* [Task to complete] Copy out verbatim the lines from the one containing "433, 158, 437]" up to and including the one containing "286, 354, 296]".

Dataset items
================

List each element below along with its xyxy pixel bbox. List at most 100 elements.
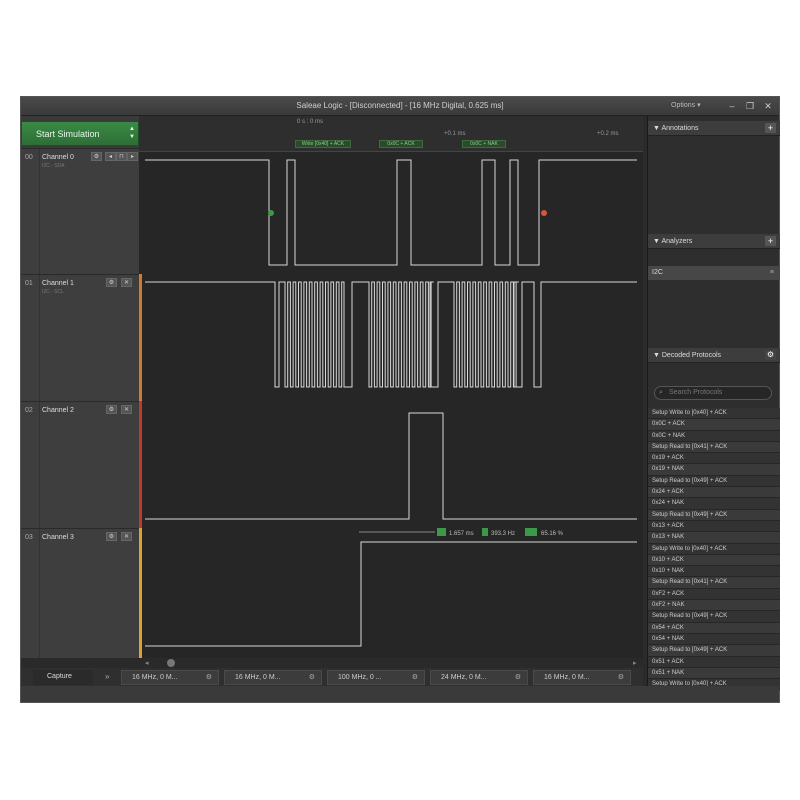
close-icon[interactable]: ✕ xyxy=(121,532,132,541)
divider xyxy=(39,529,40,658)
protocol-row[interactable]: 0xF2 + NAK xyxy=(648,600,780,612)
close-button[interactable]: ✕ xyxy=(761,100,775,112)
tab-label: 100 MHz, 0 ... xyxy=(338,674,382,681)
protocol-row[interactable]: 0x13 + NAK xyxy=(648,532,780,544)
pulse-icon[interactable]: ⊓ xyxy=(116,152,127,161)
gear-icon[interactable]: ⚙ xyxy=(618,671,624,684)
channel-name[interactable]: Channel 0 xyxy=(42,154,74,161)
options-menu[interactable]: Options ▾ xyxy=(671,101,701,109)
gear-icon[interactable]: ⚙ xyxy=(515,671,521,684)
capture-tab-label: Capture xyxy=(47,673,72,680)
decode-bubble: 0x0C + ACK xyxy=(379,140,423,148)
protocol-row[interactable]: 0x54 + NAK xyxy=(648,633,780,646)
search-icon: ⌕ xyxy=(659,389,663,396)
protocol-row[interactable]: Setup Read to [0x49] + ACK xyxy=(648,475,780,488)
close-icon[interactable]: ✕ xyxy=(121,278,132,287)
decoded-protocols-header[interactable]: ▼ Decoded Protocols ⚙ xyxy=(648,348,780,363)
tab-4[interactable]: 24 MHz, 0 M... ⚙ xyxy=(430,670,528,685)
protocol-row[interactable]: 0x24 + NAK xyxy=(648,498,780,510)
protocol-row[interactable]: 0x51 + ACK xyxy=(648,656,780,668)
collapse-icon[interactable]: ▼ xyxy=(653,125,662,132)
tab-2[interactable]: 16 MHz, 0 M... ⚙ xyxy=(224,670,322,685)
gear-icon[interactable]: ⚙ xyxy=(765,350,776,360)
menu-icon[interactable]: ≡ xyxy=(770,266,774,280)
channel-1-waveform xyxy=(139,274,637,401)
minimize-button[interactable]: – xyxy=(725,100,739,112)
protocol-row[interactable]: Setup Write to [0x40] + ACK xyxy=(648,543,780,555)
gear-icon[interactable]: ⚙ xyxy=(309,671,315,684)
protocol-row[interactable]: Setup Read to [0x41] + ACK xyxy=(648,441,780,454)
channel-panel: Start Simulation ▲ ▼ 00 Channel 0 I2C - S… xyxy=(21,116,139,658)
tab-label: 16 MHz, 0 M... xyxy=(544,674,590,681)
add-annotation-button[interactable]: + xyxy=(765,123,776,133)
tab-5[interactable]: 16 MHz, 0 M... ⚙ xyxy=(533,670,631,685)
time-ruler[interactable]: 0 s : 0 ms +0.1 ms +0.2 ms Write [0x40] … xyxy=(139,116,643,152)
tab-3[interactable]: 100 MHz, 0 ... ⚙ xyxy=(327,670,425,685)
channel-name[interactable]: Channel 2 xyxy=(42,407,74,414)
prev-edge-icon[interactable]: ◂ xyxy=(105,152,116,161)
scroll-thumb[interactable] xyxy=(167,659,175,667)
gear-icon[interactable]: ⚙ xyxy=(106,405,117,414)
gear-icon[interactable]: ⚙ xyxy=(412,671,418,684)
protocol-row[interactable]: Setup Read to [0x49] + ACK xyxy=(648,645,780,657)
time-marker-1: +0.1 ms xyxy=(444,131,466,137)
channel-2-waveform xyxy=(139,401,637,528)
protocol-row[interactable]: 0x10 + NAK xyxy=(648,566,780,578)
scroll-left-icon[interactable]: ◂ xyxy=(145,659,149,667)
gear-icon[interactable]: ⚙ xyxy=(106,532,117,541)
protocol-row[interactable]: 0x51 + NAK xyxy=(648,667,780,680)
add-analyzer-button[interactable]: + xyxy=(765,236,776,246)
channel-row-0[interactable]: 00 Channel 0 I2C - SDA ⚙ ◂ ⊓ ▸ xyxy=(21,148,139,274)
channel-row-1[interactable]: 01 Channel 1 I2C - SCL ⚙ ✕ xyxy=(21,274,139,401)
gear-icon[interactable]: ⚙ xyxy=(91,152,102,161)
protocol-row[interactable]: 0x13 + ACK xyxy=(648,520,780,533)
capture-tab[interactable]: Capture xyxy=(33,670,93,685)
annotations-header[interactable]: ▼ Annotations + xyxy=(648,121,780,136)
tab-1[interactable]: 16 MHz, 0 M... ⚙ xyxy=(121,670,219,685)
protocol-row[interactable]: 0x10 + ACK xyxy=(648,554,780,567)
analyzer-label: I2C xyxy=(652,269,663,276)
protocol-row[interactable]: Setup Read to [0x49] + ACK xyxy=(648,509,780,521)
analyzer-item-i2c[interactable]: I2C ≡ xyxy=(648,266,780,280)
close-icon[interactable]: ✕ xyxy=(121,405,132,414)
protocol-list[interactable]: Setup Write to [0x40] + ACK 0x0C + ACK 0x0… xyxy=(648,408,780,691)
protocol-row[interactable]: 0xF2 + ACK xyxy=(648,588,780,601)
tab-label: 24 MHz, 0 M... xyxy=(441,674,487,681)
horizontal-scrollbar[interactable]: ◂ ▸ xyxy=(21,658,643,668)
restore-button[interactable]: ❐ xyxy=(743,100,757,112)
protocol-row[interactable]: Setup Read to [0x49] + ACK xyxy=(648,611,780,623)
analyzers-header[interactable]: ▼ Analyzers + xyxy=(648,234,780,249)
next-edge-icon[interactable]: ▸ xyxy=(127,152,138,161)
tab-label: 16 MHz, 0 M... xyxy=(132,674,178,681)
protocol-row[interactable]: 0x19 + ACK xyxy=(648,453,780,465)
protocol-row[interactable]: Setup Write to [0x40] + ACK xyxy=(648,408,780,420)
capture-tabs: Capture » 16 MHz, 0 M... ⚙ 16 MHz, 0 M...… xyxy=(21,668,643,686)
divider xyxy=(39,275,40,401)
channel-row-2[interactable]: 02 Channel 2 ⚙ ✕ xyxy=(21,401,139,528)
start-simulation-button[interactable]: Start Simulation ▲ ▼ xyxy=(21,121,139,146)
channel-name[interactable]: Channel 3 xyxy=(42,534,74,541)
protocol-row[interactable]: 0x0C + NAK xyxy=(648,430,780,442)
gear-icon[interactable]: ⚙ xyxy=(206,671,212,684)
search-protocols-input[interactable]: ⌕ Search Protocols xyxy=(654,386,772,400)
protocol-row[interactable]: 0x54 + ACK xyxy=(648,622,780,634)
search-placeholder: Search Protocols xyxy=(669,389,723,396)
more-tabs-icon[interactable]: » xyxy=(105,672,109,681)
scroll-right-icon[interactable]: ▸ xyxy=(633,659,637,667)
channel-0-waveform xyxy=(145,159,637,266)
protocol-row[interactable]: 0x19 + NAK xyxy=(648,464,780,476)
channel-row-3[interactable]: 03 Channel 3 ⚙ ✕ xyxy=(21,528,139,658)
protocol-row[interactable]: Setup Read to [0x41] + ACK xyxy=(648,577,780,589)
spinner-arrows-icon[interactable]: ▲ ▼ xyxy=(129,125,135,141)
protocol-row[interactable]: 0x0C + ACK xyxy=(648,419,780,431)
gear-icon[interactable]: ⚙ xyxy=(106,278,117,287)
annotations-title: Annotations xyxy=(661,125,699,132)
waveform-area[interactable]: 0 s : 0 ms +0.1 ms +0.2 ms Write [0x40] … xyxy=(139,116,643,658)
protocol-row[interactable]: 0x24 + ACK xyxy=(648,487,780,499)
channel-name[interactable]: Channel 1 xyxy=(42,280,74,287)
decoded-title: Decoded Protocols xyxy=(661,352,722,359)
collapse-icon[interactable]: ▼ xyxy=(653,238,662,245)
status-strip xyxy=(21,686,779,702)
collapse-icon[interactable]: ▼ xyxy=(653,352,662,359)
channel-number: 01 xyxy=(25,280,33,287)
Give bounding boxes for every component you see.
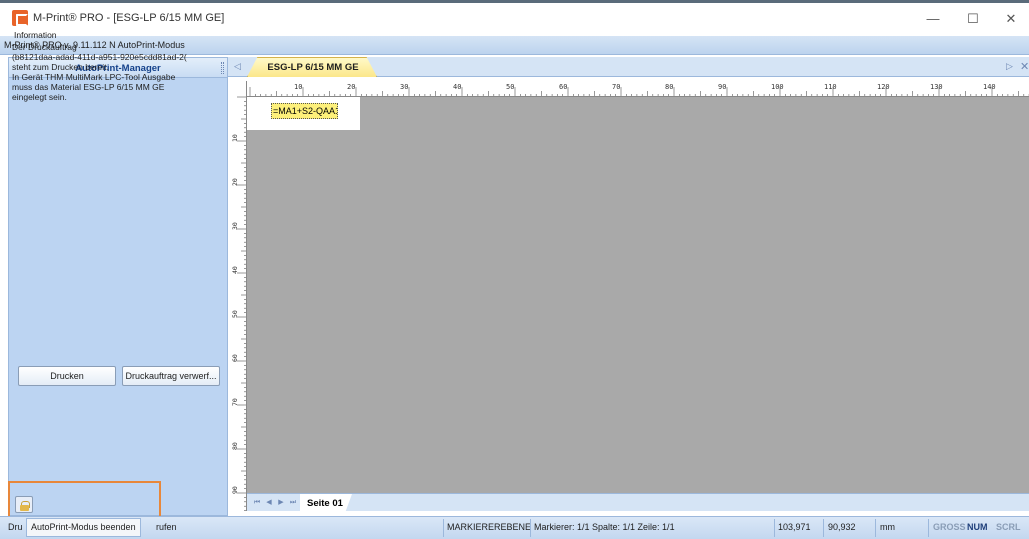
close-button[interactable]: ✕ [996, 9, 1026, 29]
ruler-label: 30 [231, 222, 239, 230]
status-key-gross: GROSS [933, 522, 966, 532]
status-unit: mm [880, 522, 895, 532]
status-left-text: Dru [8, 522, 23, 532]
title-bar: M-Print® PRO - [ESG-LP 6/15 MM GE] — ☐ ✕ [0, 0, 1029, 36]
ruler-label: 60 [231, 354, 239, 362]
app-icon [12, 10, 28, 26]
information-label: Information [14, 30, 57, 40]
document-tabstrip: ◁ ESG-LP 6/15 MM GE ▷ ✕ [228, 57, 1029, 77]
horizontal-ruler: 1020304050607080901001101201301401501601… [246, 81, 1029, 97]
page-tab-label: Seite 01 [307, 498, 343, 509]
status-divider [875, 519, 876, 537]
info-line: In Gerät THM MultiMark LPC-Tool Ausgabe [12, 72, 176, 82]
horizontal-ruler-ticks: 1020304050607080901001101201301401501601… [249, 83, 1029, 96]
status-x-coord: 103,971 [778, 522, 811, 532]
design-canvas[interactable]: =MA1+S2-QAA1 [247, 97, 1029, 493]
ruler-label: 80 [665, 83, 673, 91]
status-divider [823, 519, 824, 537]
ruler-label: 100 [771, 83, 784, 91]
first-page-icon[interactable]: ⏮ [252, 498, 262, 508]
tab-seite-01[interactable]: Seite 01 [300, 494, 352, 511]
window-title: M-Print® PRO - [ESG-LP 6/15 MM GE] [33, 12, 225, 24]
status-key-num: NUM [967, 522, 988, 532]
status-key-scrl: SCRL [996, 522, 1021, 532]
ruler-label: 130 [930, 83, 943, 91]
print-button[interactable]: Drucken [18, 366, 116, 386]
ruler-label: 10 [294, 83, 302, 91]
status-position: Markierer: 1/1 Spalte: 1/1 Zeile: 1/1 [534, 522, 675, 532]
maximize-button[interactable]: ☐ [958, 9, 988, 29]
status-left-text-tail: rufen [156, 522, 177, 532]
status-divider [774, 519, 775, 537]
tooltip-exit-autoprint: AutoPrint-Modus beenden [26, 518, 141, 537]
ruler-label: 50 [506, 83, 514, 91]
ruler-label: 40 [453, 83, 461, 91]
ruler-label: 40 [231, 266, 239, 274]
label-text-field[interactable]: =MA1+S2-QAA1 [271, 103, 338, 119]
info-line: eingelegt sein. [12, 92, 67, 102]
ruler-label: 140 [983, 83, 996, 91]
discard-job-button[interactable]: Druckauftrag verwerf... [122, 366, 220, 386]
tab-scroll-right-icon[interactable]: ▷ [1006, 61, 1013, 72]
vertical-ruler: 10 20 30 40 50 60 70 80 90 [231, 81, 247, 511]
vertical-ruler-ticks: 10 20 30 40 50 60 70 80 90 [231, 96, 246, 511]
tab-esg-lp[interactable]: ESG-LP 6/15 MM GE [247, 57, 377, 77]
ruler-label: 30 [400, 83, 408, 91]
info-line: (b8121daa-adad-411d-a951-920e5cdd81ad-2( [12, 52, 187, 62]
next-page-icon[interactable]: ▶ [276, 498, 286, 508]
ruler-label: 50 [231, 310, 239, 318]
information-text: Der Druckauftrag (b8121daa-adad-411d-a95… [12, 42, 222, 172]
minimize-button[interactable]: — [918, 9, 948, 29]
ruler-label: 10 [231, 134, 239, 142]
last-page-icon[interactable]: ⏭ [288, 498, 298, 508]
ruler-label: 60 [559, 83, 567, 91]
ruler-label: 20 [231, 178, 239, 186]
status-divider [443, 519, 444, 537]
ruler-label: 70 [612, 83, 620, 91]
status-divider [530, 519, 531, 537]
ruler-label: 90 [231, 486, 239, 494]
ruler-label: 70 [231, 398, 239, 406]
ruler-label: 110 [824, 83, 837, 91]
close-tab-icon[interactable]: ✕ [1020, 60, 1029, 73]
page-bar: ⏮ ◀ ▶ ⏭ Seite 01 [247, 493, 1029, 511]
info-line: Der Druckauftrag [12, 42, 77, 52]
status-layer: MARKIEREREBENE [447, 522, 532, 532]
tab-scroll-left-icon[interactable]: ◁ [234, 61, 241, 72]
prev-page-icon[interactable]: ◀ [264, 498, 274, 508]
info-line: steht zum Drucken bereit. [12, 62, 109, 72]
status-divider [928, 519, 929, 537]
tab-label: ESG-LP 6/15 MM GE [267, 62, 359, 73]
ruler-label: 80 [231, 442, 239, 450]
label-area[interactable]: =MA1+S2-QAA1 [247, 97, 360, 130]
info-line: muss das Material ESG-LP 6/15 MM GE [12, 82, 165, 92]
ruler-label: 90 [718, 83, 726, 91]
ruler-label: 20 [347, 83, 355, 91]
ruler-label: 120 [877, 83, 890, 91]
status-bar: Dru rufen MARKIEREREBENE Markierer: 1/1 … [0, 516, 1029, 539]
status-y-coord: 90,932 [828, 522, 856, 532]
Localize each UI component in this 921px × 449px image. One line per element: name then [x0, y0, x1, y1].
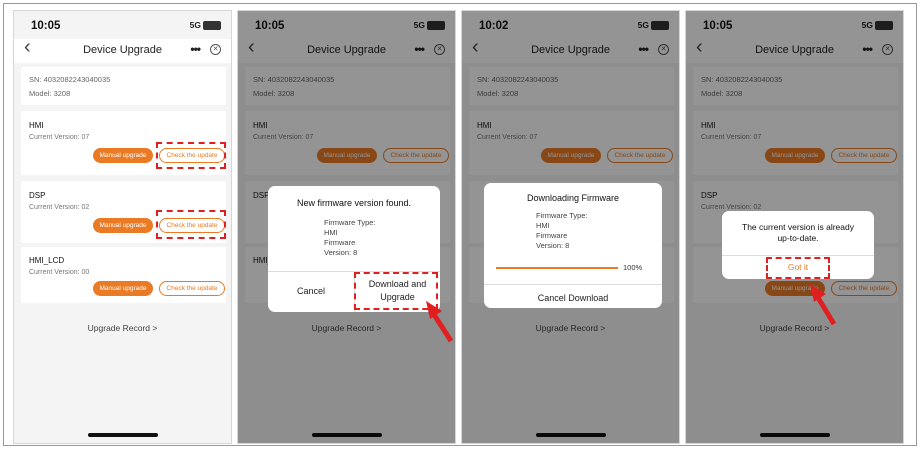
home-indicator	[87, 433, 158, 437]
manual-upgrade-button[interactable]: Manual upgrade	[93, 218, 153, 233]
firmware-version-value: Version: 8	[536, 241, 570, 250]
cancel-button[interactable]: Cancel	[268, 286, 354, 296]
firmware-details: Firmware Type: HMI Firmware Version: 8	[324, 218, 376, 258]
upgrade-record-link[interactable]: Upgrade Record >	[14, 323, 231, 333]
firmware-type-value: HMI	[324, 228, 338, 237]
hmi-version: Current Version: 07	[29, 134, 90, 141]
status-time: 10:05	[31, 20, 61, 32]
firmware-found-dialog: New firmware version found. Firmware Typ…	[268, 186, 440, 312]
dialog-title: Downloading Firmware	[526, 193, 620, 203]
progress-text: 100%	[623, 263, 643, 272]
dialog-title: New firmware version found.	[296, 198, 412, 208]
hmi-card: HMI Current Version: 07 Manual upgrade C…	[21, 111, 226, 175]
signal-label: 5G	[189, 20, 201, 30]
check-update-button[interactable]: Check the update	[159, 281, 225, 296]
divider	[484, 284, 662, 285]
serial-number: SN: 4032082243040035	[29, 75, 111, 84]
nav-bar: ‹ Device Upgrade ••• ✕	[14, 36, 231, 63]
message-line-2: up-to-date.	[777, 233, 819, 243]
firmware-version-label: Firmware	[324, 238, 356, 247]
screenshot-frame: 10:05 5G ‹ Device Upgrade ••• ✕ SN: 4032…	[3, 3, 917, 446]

================

* [Final result]
home-indicator	[87, 433, 158, 437]
manual-upgrade-button[interactable]: Manual upgrade	[93, 218, 153, 233]
firmware-version-value: Version: 8	[536, 241, 570, 250]
cancel-button[interactable]: Cancel	[268, 286, 354, 296]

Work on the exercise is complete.